• _Written exercise_
Exactly reproduce each entry, leaving out nothing.

• _Record set_
<<<<
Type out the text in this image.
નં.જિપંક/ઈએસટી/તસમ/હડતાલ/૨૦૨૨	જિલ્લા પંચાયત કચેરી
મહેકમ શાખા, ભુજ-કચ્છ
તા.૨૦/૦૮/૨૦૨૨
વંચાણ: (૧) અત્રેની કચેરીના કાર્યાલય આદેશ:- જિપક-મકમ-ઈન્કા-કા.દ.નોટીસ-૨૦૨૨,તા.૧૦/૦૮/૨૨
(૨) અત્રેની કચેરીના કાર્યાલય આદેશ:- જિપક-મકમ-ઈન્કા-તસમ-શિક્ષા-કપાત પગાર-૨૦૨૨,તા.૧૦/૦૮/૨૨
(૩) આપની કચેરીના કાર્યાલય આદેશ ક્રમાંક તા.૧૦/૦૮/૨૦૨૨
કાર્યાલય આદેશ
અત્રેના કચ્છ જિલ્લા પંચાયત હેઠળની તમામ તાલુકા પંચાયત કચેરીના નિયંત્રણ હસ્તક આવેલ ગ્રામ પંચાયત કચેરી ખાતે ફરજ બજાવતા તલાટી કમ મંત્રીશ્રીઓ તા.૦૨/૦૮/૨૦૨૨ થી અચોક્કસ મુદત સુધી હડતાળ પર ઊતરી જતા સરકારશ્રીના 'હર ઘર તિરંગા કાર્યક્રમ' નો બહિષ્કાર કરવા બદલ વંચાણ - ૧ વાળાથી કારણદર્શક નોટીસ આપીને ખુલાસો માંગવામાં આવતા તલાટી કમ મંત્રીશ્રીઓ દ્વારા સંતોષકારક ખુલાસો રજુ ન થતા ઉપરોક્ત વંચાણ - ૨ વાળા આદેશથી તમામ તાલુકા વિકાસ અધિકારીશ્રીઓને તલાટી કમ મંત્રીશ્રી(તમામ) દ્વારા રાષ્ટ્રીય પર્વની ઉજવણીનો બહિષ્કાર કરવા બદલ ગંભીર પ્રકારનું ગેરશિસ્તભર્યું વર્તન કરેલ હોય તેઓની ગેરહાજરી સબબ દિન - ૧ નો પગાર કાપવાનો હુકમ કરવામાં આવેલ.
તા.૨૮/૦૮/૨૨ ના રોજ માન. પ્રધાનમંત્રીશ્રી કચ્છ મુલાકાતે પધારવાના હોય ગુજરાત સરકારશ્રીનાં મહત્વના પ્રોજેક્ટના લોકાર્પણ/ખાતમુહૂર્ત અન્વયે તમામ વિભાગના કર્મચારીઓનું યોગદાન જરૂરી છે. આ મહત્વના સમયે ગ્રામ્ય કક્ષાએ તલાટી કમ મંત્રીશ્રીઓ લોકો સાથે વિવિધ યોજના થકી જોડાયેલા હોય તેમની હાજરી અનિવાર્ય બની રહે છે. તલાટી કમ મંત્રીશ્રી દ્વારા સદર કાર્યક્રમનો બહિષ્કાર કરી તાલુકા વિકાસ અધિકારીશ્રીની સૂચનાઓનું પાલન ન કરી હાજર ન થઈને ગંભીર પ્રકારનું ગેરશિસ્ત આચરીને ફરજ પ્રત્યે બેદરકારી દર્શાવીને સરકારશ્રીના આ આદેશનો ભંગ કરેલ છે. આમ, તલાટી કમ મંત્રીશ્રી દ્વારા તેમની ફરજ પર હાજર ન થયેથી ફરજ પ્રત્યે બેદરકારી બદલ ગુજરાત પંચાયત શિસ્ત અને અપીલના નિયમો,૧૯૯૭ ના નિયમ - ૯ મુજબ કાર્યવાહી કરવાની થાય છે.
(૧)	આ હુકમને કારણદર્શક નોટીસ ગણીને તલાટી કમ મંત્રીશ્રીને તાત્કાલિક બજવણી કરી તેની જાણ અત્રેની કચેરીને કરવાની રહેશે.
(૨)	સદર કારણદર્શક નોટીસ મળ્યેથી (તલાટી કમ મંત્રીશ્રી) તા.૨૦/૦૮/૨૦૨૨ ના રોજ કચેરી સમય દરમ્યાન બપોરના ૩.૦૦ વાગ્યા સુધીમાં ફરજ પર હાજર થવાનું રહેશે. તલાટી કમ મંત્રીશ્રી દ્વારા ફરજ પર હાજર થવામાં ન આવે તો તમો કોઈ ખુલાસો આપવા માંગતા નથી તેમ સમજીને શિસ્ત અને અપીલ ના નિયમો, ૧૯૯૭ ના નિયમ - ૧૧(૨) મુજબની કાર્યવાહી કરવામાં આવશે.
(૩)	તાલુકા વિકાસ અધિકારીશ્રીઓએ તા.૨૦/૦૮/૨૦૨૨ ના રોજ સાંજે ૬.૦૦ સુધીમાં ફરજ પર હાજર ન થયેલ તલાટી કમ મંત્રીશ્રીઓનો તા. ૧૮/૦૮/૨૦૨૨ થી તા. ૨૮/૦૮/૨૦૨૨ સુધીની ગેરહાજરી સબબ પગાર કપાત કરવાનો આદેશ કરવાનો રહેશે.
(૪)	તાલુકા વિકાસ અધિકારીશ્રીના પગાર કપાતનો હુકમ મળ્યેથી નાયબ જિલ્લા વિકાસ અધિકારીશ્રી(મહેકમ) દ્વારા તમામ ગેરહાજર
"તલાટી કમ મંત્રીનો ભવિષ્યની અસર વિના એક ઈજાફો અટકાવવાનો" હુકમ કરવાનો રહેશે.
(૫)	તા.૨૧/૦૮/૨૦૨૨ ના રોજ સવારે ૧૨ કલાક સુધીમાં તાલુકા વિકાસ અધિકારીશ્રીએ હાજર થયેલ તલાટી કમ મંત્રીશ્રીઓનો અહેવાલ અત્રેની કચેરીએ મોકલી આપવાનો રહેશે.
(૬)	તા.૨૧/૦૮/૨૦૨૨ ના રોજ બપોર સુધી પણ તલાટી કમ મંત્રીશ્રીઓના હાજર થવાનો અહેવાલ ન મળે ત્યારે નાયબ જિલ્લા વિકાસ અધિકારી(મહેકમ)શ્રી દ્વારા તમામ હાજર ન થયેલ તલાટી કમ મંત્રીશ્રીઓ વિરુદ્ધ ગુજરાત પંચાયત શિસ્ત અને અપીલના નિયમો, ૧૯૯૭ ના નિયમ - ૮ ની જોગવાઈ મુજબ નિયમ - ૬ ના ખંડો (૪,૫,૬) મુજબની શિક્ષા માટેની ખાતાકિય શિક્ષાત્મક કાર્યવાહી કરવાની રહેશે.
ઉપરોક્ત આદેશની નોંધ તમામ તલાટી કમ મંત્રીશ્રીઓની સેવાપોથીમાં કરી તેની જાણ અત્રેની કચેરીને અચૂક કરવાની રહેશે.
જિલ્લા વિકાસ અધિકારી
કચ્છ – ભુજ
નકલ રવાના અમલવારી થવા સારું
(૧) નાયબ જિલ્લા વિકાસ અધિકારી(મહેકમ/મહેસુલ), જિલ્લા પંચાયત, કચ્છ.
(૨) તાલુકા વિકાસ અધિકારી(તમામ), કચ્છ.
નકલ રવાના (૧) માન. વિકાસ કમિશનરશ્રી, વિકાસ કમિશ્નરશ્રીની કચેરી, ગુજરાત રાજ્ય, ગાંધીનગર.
>>>>
• _Complete answer_
Type out the text in this image.
નં.જિપંક/ઈએસટી/તસમ/હડતાલ/૨૦૨૨	જિલ્લા પંચાયત કચેરી
મહેકમ શાખા, ભુજ-કચ્છ
તા.૨૦/૦૮/૨૦૨૨
વંચાણ: (૧) અત્રેની કચેરીના કાર્યાલય આદેશ:- જિપક-મકમ-ઈન્કા-કા.દ.નોટીસ-૨૦૨૨,તા.૧૦/૦૮/૨૨
(૨) અત્રેની કચેરીના કાર્યાલય આદેશ:- જિપક-મકમ-ઈન્કા-તસમ-શિક્ષા-કપાત પગાર-૨૦૨૨,તા.૧૦/૦૮/૨૨
(૩) આપની કચેરીના કાર્યાલય આદેશ ક્રમાંક તા.૧૦/૦૮/૨૦૨૨
કાર્યાલય આદેશ
અત્રેના કચ્છ જિલ્લા પંચાયત હેઠળની તમામ તાલુકા પંચાયત કચેરીના નિયંત્રણ હસ્તક આવેલ ગ્રામ પંચાયત કચેરી ખાતે ફરજ બજાવતા તલાટી કમ મંત્રીશ્રીઓ તા.૦૨/૦૮/૨૦૨૨ થી અચોક્કસ મુદત સુધી હડતાળ પર ઊતરી જતા સરકારશ્રીના 'હર ઘર તિરંગા કાર્યક્રમ' નો બહિષ્કાર કરવા બદલ વંચાણ - ૧ વાળાથી કારણદર્શક નોટીસ આપીને ખુલાસો માંગવામાં આવતા તલાટી કમ મંત્રીશ્રીઓ દ્વારા સંતોષકારક ખુલાસો રજુ ન થતા ઉપરોક્ત વંચાણ - ૨ વાળા આદેશથી તમામ તાલુકા વિકાસ અધિકારીશ્રીઓને તલાટી કમ મંત્રીશ્રી(તમામ) દ્વારા રાષ્ટ્રીય પર્વની ઉજવણીનો બહિષ્કાર કરવા બદલ ગંભીર પ્રકારનું ગેરશિસ્તભર્યું વર્તન કરેલ હોય તેઓની ગેરહાજરી સબબ દિન - ૧ નો પગાર કાપવાનો હુકમ કરવામાં આવેલ.
તા.૨૮/૦૮/૨૨ ના રોજ માન. પ્રધાનમંત્રીશ્રી કચ્છ મુલાકાતે પધારવાના હોય ગુજરાત સરકારશ્રીનાં મહત્વના પ્રોજેક્ટના લોકાર્પણ/ખાતમુહૂર્ત અન્વયે તમામ વિભાગના કર્મચારીઓનું યોગદાન જરૂરી છે. આ મહત્વના સમયે ગ્રામ્ય કક્ષાએ તલાટી કમ મંત્રીશ્રીઓ લોકો સાથે વિવિધ યોજના થકી જોડાયેલા હોય તેમની હાજરી અનિવાર્ય બની રહે છે. તલાટી કમ મંત્રીશ્રી દ્વારા સદર કાર્યક્રમનો બહિષ્કાર કરી તાલુકા વિકાસ અધિકારીશ્રીની સૂચનાઓનું પાલન ન કરી હાજર ન થઈને ગંભીર પ્રકારનું ગેરશિસ્ત આચરીને ફરજ પ્રત્યે બેદરકારી દર્શાવીને સરકારશ્રીના આ આદેશનો ભંગ કરેલ છે. આમ, તલાટી કમ મંત્રીશ્રી દ્વારા તેમની ફરજ પર હાજર ન થયેથી ફરજ પ્રત્યે બેદરકારી બદલ ગુજરાત પંચાયત શિસ્ત અને અપીલના નિયમો,૧૯૯૭ ના નિયમ - ૯ મુજબ કાર્યવાહી કરવાની થાય છે.
(૧)	આ હુકમને કારણદર્શક નોટીસ ગણીને તલાટી કમ મંત્રીશ્રીને તાત્કાલિક બજવણી કરી તેની જાણ અત્રેની કચેરીને કરવાની રહેશે.
(૨)	સદર કારણદર્શક નોટીસ મળ્યેથી (તલાટી કમ મંત્રીશ્રી) તા.૨૦/૦૮/૨૦૨૨ ના રોજ કચેરી સમય દરમ્યાન બપોરના ૩.૦૦ વાગ્યા સુધીમાં ફરજ પર હાજર થવાનું રહેશે. તલાટી કમ મંત્રીશ્રી દ્વારા ફરજ પર હાજર થવામાં ન આવે તો તમો કોઈ ખુલાસો આપવા માંગતા નથી તેમ સમજીને શિસ્ત અને અપીલ ના નિયમો, ૧૯૯૭ ના નિયમ - ૧૧(૨) મુજબની કાર્યવાહી કરવામાં આવશે.
(૩)	તાલુકા વિકાસ અધિકારીશ્રીઓએ તા.૨૦/૦૮/૨૦૨૨ ના રોજ સાંજે ૬.૦૦ સુધીમાં ફરજ પર હાજર ન થયેલ તલાટી કમ મંત્રીશ્રીઓનો તા. ૧૮/૦૮/૨૦૨૨ થી તા. ૨૮/૦૮/૨૦૨૨ સુધીની ગેરહાજરી સબબ પગાર કપાત કરવાનો આદેશ કરવાનો રહેશે.
(૪)	તાલુકા વિકાસ અધિકારીશ્રીના પગાર કપાતનો હુકમ મળ્યેથી નાયબ જિલ્લા વિકાસ અધિકારીશ્રી(મહેકમ) દ્વારા તમામ ગેરહાજર
"તલાટી કમ મંત્રીનો ભવિષ્યની અસર વિના એક ઈજાફો અટકાવવાનો" હુકમ કરવાનો રહેશે.
(૫)	તા.૨૧/૦૮/૨૦૨૨ ના રોજ સવારે ૧૨ કલાક સુધીમાં તાલુકા વિકાસ અધિકારીશ્રીએ હાજર થયેલ તલાટી કમ મંત્રીશ્રીઓનો અહેવાલ અત્રેની કચેરીએ મોકલી આપવાનો રહેશે.
(૬)	તા.૨૧/૦૮/૨૦૨૨ ના રોજ બપોર સુધી પણ તલાટી કમ મંત્રીશ્રીઓના હાજર થવાનો અહેવાલ ન મળે ત્યારે નાયબ જિલ્લા વિકાસ અધિકારી(મહેકમ)શ્રી દ્વારા તમામ હાજર ન થયેલ તલાટી કમ મંત્રીશ્રીઓ વિરુદ્ધ ગુજરાત પંચાયત શિસ્ત અને અપીલના નિયમો, ૧૯૯૭ ના નિયમ - ૮ ની જોગવાઈ મુજબ નિયમ - ૬ ના ખંડો (૪,૫,૬) મુજબની શિક્ષા માટેની ખાતાકિય શિક્ષાત્મક કાર્યવાહી કરવાની રહેશે.
ઉપરોક્ત આદેશની નોંધ તમામ તલાટી કમ મંત્રીશ્રીઓની સેવાપોથીમાં કરી તેની જાણ અત્રેની કચેરીને અચૂક કરવાની રહેશે.
જિલ્લા વિકાસ અધિકારી
કચ્છ – ભુજ
નકલ રવાના અમલવારી થવા સારું
(૧) નાયબ જિલ્લા વિકાસ અધિકારી(મહેકમ/મહેસુલ), જિલ્લા પંચાયત, કચ્છ.
(૨) તાલુકા વિકાસ અધિકારી(તમામ), કચ્છ.
નકલ રવાના (૧) માન. વિકાસ કમિશનરશ્રી, વિકાસ કમિશ્નરશ્રીની કચેરી, ગુજરાત રાજ્ય, ગાંધીનગર.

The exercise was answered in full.